> **WHAT TO PRODUCE**
Every line with the word "this" in it should be extracted from the data that follows.

>>>

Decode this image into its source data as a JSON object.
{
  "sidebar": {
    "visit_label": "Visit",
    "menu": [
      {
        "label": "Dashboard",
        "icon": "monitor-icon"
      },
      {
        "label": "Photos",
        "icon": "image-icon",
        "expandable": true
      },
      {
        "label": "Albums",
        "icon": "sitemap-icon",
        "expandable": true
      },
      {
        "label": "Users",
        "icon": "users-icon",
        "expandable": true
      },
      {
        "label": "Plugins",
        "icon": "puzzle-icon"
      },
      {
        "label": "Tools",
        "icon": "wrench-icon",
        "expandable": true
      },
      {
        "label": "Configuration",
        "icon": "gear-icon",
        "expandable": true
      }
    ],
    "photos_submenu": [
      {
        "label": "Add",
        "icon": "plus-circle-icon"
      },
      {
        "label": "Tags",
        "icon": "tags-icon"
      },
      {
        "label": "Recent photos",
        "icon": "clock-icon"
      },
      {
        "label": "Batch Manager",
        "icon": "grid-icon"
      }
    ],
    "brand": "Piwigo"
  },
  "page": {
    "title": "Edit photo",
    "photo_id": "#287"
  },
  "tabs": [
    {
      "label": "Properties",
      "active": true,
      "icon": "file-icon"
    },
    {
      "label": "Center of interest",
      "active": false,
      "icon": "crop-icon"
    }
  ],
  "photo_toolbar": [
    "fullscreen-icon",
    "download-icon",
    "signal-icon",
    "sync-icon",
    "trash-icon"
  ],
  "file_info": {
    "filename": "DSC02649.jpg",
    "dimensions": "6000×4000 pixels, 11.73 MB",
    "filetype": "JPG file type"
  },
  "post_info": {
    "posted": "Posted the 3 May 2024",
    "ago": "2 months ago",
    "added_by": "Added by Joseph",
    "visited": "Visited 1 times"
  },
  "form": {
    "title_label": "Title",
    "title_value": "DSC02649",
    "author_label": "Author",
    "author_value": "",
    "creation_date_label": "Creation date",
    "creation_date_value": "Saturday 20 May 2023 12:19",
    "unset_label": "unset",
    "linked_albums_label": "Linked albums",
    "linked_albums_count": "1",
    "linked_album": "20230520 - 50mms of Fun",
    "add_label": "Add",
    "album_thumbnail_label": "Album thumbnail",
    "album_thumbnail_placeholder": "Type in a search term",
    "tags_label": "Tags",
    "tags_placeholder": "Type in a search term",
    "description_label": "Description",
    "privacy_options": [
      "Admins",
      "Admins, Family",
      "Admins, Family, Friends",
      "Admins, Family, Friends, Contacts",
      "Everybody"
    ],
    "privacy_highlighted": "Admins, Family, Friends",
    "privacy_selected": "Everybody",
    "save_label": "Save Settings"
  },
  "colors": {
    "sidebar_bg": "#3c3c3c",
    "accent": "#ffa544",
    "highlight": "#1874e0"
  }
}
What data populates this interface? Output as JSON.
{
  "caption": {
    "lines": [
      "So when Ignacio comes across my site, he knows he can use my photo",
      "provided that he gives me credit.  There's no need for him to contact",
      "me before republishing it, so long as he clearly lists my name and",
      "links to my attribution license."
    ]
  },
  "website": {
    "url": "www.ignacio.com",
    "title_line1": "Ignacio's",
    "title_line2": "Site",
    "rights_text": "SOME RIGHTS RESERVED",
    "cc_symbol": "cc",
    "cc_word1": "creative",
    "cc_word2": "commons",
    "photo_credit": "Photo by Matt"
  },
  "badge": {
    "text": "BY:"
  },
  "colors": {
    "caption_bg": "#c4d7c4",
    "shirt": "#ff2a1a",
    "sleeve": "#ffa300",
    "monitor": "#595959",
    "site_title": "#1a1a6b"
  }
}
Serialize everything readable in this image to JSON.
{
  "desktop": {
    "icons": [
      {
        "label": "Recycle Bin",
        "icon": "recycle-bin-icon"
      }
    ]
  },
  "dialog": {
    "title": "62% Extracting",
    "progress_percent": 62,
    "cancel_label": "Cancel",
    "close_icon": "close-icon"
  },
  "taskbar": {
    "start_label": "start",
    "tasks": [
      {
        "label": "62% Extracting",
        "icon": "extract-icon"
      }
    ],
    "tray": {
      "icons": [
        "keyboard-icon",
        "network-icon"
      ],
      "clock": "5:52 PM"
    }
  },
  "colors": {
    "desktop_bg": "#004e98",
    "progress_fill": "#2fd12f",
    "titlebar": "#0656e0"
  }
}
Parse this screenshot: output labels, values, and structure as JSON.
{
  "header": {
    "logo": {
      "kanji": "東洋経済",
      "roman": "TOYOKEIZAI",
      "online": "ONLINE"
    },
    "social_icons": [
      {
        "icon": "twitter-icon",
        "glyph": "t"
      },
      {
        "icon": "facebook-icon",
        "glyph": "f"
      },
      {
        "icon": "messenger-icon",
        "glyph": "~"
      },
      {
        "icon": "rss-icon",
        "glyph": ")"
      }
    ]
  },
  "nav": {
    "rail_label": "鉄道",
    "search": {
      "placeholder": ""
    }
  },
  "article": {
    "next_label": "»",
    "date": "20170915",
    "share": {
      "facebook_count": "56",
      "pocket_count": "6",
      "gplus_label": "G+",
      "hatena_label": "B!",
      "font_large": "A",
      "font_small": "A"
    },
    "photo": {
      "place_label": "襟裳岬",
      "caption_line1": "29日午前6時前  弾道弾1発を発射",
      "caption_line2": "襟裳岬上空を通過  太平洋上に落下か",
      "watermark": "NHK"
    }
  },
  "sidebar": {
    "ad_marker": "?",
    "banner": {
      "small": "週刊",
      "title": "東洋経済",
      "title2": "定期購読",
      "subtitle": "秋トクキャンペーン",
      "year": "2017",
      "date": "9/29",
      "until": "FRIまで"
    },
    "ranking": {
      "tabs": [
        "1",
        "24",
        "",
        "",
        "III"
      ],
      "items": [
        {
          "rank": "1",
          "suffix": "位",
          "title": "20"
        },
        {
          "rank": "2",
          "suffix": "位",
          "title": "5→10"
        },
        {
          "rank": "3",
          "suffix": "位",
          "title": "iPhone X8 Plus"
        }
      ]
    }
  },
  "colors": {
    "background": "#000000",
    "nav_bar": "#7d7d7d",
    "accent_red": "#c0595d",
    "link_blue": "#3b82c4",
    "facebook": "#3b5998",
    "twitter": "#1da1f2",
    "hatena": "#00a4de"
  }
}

<<<

> **TASK SOLUTION**
Decode this image into its source data as a JSON object.
What data populates this interface? Output as JSON.
Serialize everything readable in this image to JSON.
Parse this screenshot: output labels, values, and structure as JSON.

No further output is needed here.